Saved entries
— Begin —
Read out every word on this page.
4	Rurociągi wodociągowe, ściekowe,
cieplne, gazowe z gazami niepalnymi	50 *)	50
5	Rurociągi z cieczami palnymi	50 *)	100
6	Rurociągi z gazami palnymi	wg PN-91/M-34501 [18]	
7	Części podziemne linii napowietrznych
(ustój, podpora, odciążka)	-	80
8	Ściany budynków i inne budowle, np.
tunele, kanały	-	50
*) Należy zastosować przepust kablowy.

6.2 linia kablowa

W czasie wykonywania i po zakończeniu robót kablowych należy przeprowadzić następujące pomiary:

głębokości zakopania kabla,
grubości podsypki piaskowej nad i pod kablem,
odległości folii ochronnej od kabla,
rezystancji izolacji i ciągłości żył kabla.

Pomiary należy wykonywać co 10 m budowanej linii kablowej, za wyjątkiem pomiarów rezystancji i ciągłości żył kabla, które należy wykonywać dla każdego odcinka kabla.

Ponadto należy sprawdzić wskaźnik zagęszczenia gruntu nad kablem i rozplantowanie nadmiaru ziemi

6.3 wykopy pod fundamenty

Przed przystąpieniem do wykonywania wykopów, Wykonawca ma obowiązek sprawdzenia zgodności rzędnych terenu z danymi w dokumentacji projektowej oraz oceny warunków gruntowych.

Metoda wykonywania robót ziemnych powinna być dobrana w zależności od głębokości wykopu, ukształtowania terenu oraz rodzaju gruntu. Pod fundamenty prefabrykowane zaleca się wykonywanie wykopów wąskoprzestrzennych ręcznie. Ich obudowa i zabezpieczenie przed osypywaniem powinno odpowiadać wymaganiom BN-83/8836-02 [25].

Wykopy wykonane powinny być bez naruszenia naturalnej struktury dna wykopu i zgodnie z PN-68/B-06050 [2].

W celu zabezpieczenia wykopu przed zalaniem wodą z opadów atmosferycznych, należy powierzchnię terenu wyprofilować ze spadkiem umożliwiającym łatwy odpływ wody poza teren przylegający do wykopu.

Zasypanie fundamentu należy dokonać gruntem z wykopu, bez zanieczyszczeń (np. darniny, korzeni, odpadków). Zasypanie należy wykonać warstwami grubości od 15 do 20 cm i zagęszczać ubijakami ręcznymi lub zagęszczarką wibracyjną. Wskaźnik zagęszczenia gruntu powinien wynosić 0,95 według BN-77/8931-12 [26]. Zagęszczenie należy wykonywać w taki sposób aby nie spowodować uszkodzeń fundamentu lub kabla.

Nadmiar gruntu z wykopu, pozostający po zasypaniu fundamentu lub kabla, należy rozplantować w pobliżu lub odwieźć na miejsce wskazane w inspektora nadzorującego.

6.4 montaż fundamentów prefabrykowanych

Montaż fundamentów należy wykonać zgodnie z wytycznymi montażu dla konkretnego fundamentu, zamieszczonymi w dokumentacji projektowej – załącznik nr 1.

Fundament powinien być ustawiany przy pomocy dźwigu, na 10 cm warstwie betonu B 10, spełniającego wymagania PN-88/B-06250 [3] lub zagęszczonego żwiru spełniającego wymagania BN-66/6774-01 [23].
— End —
Work to complete:
Could you transcribe the records in full, exactly?

Answer to the exercise:
Read out every word on this page.
4	Rurociągi wodociągowe, ściekowe,
cieplne, gazowe z gazami niepalnymi	50 *)	50
5	Rurociągi z cieczami palnymi	50 *)	100
6	Rurociągi z gazami palnymi	wg PN-91/M-34501 [18]	
7	Części podziemne linii napowietrznych
(ustój, podpora, odciążka)	-	80
8	Ściany budynków i inne budowle, np.
tunele, kanały	-	50
*) Należy zastosować przepust kablowy.

6.2 linia kablowa

W czasie wykonywania i po zakończeniu robót kablowych należy przeprowadzić następujące pomiary:

głębokości zakopania kabla,
grubości podsypki piaskowej nad i pod kablem,
odległości folii ochronnej od kabla,
rezystancji izolacji i ciągłości żył kabla.

Pomiary należy wykonywać co 10 m budowanej linii kablowej, za wyjątkiem pomiarów rezystancji i ciągłości żył kabla, które należy wykonywać dla każdego odcinka kabla.

Ponadto należy sprawdzić wskaźnik zagęszczenia gruntu nad kablem i rozplantowanie nadmiaru ziemi

6.3 wykopy pod fundamenty

Przed przystąpieniem do wykonywania wykopów, Wykonawca ma obowiązek sprawdzenia zgodności rzędnych terenu z danymi w dokumentacji projektowej oraz oceny warunków gruntowych.

Metoda wykonywania robót ziemnych powinna być dobrana w zależności od głębokości wykopu, ukształtowania terenu oraz rodzaju gruntu. Pod fundamenty prefabrykowane zaleca się wykonywanie wykopów wąskoprzestrzennych ręcznie. Ich obudowa i zabezpieczenie przed osypywaniem powinno odpowiadać wymaganiom BN-83/8836-02 [25].

Wykopy wykonane powinny być bez naruszenia naturalnej struktury dna wykopu i zgodnie z PN-68/B-06050 [2].

W celu zabezpieczenia wykopu przed zalaniem wodą z opadów atmosferycznych, należy powierzchnię terenu wyprofilować ze spadkiem umożliwiającym łatwy odpływ wody poza teren przylegający do wykopu.

Zasypanie fundamentu należy dokonać gruntem z wykopu, bez zanieczyszczeń (np. darniny, korzeni, odpadków). Zasypanie należy wykonać warstwami grubości od 15 do 20 cm i zagęszczać ubijakami ręcznymi lub zagęszczarką wibracyjną. Wskaźnik zagęszczenia gruntu powinien wynosić 0,95 według BN-77/8931-12 [26]. Zagęszczenie należy wykonywać w taki sposób aby nie spowodować uszkodzeń fundamentu lub kabla.

Nadmiar gruntu z wykopu, pozostający po zasypaniu fundamentu lub kabla, należy rozplantować w pobliżu lub odwieźć na miejsce wskazane w inspektora nadzorującego.

6.4 montaż fundamentów prefabrykowanych

Montaż fundamentów należy wykonać zgodnie z wytycznymi montażu dla konkretnego fundamentu, zamieszczonymi w dokumentacji projektowej – załącznik nr 1.

Fundament powinien być ustawiany przy pomocy dźwigu, na 10 cm warstwie betonu B 10, spełniającego wymagania PN-88/B-06250 [3] lub zagęszczonego żwiru spełniającego wymagania BN-66/6774-01 [23].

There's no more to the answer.